I want to thank everyone who took the time to read through the catechism and to offer suggestions, criticisms, and edits. The final form of the Baptist Larger Catechism can be found on this PDF link. The next goal for this project is to format it in e-book form and distribute it to those who would be interested in using it for their own growth. I will also add a page to this blog in the future for those who like to access the catechism online

Some Exhortations from J.C. Ryle

I have been reading “Holiness: Its Nature, Its Hindrances, Difficulties, and its Roots” by J.C. Ryle, and I’ve been greatly encouraged and convicted by it. For this blog, I wanted to quote portions of this book for your own edification.

Regarding lessons that we should learn from the life of Lot, Ryle writes the following:

And what shall we say of these people? They often puzzle godly friends and relations. They often cause great anxiety. They often give rise to great doubts and searchings of heart. But they may be classed under one sweeping description: they are all brethren and sisters of Lot. They linger.

These are they who get the notion into their minds that it is impossible for all believers to be so very holy and very spiritual! They allow that eminent holiness is a beautiful thing. They like to read about it in books and even to see it occasionally in others. But they do not think that all are meant to aim at so high a standard. At any rate, they seem to make up their minds it is beyond their reach. These are they who get into their heads false ideas of charity, as they call it. They are morbidly afraid of being illiberal and narrow–minded and are always flying into the opposite extreme. They would sincerely please everybody, and suit everybody, and be agreeable to everybody. But they forget they ought first to be sure that they please God.

These are they who dread sacrifices and shrink from self–denial. They never appear able to apply our Lord’s command to “take up the cross” and “cut off the right hand and pluck out the right eye” (Matt. 5:29, 30). They cannot deny that our Lord used these expressions, but they never find a place for them in their religion. They spend their lives in trying to make the gate more wide and the cross more light. But they never succeed.

Given instruction A:
Copy the blog post word for word from "These are they who dread" to "they never succeed.".

[Element location data]
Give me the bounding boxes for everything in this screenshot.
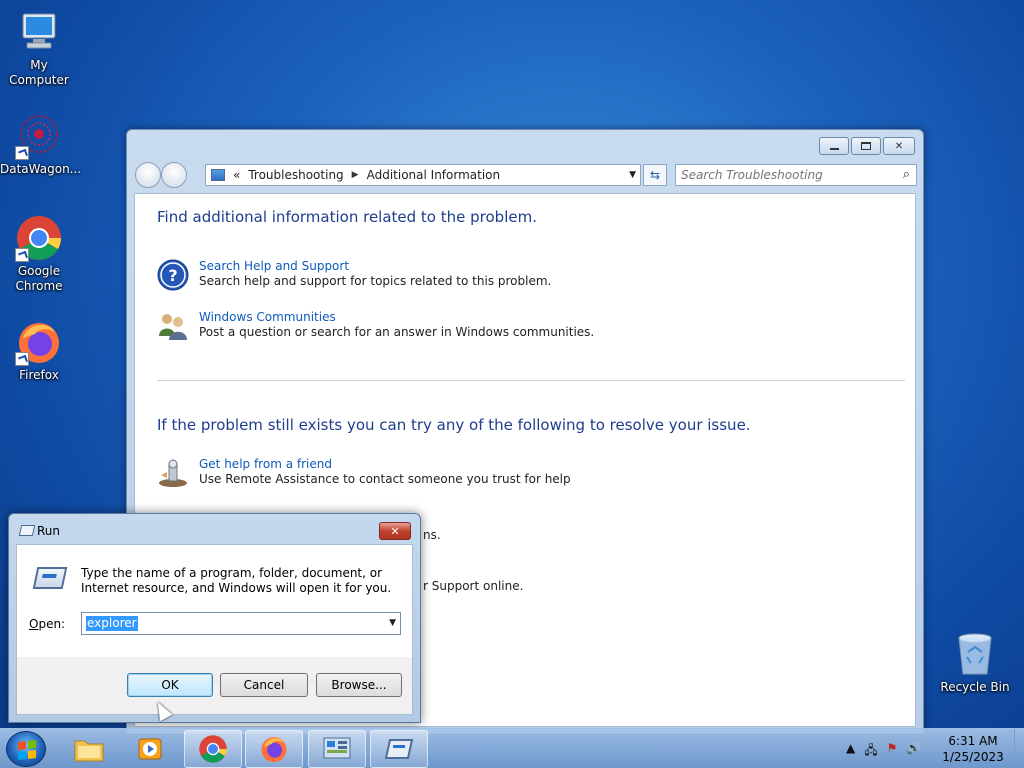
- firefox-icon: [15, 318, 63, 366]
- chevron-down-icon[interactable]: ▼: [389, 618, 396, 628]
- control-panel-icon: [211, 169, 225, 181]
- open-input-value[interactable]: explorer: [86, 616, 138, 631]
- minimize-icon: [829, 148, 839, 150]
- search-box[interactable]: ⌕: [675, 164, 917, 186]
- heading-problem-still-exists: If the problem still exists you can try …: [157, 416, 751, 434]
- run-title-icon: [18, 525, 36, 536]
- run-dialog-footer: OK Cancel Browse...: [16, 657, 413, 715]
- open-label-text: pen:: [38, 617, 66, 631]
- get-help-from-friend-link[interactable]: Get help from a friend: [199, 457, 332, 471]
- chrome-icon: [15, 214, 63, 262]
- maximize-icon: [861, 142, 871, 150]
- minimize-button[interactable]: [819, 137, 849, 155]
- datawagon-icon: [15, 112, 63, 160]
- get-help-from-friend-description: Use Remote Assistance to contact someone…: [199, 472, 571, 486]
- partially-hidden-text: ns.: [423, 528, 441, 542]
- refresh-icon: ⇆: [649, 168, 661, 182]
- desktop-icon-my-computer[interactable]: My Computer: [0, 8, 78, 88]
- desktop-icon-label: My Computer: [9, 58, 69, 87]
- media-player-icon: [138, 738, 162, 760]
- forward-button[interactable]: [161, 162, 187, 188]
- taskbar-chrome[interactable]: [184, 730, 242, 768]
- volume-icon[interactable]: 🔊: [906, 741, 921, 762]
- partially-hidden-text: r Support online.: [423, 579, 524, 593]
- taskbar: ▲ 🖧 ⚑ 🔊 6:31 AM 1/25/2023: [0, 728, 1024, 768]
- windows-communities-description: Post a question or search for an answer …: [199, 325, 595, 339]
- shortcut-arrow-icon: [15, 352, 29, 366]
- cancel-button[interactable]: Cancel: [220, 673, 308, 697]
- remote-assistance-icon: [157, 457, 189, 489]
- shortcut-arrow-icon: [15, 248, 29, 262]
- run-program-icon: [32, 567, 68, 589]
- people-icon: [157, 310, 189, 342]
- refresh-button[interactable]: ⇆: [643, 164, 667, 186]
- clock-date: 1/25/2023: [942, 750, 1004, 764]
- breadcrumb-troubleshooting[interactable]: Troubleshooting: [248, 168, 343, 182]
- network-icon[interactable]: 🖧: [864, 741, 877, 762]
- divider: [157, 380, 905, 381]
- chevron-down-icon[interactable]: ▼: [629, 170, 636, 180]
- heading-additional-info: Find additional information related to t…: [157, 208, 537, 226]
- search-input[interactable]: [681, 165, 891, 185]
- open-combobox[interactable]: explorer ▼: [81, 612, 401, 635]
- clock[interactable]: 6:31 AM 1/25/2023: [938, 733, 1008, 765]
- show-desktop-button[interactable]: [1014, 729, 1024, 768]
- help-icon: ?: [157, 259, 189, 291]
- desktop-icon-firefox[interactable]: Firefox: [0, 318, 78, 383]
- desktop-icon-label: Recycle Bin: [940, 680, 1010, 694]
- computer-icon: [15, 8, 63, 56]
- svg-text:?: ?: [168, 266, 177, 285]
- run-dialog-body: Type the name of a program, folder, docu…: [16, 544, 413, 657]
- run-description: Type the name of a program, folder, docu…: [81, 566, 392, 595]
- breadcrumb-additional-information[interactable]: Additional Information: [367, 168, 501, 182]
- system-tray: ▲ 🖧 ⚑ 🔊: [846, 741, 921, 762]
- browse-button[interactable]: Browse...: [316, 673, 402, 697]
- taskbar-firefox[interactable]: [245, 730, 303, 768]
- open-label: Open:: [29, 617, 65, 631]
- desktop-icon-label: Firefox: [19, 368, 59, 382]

Given instruction B:
How many lines of the listing contain the string "search"? Reply with the number alone.

Final answer A:
These are they who dread sacrifices and shrink from self–denial. They never appear able to apply our Lord’s command to “take up the cross” and “cut off the right hand and pluck out the right eye” (Matt. 5:29, 30). They cannot deny that our Lord used these expressions, but they never find a place for them in their religion. They spend their lives in trying to make the gate more wide and the cross more light. But they never succeed.

Final answer B:
3